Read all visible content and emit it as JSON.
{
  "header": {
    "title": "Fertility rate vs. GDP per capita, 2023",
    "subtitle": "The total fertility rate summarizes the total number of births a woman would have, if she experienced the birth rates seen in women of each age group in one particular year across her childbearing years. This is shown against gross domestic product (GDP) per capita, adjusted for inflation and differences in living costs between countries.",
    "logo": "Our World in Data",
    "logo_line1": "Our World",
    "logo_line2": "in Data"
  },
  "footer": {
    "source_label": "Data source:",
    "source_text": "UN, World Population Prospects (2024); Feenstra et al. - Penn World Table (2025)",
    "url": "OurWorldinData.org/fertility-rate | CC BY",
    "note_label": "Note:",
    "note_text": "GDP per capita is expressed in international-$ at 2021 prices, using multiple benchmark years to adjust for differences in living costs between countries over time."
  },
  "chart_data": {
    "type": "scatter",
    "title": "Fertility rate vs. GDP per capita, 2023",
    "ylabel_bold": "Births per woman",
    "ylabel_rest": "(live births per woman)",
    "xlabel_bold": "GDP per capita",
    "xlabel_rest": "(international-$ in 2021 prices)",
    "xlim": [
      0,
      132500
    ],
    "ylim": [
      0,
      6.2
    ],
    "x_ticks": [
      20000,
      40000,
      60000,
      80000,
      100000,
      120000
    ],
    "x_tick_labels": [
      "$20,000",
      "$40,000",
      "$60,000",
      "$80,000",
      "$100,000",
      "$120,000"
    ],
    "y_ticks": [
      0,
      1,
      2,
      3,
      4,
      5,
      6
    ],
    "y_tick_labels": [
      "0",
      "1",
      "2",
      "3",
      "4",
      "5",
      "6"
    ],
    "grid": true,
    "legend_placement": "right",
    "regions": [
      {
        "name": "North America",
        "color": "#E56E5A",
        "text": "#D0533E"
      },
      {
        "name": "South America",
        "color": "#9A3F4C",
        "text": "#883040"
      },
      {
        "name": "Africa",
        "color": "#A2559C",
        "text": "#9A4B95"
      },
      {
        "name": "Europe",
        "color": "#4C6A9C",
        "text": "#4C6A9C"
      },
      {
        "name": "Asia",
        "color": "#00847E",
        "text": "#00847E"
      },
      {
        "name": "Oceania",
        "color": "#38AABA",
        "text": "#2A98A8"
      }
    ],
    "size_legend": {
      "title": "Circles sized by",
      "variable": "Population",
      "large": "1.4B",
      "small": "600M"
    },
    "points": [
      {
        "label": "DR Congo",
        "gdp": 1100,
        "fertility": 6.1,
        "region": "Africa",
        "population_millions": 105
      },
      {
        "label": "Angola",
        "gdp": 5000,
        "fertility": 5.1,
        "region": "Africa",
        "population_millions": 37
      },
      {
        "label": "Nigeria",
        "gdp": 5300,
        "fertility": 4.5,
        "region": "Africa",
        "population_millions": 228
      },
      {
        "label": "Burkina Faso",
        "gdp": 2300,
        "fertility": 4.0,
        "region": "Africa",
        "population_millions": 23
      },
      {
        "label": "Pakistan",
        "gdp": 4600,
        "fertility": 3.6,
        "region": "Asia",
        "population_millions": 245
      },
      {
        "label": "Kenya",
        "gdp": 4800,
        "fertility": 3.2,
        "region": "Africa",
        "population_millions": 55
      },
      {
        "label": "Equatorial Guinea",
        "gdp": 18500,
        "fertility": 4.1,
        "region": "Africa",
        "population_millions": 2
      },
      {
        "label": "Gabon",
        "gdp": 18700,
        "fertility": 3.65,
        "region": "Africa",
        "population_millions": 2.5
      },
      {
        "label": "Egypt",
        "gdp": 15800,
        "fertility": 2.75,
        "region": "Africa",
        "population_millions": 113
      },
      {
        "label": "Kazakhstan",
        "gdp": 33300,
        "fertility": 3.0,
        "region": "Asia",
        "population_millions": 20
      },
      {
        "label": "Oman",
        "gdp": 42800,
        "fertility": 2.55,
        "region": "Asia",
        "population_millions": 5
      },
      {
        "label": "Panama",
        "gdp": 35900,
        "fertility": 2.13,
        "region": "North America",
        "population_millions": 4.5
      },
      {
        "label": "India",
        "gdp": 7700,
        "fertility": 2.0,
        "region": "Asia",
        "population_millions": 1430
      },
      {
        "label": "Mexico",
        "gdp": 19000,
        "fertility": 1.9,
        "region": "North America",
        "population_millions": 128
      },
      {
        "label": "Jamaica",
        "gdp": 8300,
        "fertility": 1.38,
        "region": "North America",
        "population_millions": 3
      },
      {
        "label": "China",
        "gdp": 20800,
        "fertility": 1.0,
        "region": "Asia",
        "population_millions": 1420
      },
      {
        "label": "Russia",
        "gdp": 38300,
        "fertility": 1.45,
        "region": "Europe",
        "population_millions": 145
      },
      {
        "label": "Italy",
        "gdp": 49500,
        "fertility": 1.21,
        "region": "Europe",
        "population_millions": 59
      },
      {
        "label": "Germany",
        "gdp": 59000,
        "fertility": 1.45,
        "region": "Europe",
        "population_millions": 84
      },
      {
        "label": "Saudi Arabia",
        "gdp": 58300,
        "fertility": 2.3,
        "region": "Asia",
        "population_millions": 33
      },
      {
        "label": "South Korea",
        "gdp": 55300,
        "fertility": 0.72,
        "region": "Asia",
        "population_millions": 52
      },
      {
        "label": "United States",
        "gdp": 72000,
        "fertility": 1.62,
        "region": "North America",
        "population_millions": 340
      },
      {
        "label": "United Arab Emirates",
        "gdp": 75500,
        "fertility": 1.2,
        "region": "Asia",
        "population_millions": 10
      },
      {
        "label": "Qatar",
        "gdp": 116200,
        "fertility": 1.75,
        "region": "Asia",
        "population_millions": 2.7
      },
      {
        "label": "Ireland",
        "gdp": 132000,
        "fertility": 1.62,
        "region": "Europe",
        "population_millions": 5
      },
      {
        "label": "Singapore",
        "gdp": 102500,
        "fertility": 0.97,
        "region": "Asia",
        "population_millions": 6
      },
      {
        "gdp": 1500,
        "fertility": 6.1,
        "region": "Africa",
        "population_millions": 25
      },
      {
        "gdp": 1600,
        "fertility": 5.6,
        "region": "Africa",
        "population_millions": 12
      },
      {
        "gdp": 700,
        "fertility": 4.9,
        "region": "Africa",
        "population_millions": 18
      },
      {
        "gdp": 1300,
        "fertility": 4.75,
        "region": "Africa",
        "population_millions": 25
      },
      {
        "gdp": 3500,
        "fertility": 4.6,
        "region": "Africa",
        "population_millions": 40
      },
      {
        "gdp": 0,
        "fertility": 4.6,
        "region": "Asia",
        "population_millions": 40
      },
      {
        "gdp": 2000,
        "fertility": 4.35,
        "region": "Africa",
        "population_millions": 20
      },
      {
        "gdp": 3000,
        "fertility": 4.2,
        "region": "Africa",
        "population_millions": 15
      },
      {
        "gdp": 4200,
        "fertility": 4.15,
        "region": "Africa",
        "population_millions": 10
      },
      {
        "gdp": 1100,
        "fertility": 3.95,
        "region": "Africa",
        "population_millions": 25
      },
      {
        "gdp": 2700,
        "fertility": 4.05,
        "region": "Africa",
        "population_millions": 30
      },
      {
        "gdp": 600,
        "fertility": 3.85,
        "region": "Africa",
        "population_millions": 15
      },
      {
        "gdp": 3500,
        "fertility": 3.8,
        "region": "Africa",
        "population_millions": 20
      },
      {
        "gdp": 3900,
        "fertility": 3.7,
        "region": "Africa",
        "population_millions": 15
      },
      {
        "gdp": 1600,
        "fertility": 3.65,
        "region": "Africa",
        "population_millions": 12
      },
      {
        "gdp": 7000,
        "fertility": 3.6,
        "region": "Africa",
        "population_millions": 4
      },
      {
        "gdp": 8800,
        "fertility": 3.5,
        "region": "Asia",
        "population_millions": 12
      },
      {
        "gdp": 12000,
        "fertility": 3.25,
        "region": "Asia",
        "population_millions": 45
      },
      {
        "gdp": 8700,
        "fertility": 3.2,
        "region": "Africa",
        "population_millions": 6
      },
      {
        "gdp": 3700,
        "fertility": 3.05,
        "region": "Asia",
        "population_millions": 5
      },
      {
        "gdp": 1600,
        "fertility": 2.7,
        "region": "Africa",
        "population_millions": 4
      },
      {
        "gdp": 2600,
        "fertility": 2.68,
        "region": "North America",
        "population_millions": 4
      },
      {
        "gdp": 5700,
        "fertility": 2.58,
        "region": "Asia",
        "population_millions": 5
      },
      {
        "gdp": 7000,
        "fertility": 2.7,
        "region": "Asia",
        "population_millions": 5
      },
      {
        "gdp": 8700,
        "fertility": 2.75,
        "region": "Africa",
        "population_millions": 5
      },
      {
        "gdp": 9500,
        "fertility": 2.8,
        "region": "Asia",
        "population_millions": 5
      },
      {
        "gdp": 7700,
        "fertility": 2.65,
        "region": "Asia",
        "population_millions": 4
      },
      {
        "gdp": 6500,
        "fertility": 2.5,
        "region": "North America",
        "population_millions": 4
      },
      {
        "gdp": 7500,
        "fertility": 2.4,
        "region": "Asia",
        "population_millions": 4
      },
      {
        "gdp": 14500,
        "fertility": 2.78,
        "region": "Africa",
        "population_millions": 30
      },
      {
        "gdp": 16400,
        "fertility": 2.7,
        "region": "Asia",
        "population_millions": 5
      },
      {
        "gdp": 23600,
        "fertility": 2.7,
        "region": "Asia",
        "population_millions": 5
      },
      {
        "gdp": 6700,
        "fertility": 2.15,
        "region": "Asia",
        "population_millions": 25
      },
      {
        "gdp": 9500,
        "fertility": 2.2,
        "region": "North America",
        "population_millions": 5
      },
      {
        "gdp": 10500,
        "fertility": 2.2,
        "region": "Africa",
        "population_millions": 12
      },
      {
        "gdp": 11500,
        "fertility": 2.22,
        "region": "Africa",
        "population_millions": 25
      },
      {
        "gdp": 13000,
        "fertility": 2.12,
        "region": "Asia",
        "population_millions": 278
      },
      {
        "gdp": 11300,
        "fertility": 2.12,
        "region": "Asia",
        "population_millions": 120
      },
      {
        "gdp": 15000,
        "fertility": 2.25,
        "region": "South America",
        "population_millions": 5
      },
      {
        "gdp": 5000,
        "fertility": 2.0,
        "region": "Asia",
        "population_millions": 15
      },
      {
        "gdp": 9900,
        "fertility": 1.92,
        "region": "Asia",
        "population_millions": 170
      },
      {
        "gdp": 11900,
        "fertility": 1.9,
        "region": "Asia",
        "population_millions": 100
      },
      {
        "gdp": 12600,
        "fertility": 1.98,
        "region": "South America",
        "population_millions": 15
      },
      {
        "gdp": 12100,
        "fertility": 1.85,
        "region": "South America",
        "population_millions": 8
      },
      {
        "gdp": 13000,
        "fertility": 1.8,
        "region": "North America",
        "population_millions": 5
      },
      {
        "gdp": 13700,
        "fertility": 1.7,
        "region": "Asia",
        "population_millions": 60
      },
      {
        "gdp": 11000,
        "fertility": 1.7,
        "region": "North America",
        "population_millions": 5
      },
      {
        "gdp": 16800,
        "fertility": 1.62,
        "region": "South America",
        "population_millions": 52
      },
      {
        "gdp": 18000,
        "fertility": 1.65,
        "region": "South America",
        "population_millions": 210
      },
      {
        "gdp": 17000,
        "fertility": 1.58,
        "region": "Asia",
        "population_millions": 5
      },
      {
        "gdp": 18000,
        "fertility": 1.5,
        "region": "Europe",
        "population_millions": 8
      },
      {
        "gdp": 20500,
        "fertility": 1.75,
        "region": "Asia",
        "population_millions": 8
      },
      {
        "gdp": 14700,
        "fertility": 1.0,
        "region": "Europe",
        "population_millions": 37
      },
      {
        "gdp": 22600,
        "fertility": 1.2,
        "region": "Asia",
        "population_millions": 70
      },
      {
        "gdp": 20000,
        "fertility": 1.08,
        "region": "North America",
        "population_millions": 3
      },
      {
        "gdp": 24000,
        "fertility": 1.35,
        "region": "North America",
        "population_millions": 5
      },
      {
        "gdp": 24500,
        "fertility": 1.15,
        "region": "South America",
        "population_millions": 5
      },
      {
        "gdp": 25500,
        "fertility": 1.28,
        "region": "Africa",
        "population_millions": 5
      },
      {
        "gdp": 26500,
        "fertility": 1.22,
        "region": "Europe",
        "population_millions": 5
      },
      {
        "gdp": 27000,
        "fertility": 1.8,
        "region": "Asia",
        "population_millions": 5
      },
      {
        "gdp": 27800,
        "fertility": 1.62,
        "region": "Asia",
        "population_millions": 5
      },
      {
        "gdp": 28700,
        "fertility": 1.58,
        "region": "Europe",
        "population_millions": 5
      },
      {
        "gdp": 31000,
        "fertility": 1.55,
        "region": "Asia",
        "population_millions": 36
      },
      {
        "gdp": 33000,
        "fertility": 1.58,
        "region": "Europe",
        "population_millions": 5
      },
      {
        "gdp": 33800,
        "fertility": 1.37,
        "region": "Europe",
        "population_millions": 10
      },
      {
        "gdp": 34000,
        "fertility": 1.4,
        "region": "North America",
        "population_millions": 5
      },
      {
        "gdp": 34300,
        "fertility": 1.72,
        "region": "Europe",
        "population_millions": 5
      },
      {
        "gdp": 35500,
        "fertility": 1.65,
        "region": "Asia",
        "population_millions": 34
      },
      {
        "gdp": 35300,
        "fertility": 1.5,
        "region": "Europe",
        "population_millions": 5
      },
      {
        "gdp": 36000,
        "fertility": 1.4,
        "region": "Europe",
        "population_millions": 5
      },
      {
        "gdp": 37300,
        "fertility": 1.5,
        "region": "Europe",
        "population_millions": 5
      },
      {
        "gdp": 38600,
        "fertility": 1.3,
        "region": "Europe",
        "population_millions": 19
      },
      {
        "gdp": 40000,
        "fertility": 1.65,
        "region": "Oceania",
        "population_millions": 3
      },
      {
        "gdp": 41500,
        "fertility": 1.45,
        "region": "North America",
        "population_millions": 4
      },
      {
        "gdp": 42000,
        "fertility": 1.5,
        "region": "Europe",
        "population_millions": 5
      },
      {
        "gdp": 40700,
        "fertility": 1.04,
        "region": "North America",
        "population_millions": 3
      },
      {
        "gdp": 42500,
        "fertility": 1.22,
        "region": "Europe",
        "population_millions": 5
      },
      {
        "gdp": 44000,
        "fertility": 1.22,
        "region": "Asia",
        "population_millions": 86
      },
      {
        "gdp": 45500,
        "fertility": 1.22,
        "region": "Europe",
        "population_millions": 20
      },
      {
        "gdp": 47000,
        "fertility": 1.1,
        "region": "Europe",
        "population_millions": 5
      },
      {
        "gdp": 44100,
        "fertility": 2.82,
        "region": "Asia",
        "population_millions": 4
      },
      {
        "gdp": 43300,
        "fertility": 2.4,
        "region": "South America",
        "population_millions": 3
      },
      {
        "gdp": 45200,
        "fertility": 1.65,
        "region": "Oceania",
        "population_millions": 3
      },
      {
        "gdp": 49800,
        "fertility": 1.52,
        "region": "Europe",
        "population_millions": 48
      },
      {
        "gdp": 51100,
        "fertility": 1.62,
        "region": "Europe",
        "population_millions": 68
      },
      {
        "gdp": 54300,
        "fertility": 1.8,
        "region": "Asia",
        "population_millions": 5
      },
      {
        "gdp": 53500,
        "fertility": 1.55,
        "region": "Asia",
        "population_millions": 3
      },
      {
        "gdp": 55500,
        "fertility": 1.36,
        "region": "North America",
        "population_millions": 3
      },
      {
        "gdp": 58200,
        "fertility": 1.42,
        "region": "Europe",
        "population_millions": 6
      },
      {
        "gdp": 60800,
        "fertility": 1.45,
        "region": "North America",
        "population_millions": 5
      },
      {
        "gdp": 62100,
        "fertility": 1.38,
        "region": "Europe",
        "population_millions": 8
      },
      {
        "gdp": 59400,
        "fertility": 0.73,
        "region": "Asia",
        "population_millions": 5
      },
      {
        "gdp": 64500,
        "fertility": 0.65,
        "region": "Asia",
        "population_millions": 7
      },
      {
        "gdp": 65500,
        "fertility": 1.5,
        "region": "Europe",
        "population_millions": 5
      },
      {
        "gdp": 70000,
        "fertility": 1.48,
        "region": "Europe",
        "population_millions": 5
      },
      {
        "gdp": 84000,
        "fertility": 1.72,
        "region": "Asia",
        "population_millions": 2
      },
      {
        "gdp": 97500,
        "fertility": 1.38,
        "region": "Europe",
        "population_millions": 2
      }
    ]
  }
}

◆ TASK OBJECTIVE
Copy every line of the listing that contains the word "woman".

◆ RESULT BELOW
    "subtitle": "The total fertility rate summarizes the total number of births a woman would have, if she experienced the birth rates seen in women of each age group in one particular year across her childbearing years. This is shown against gross domestic product (GDP) per capita, adjusted for inflation and differences in living costs between countries.",
    "ylabel_bold": "Births per woman",
    "ylabel_rest": "(live births per woman)",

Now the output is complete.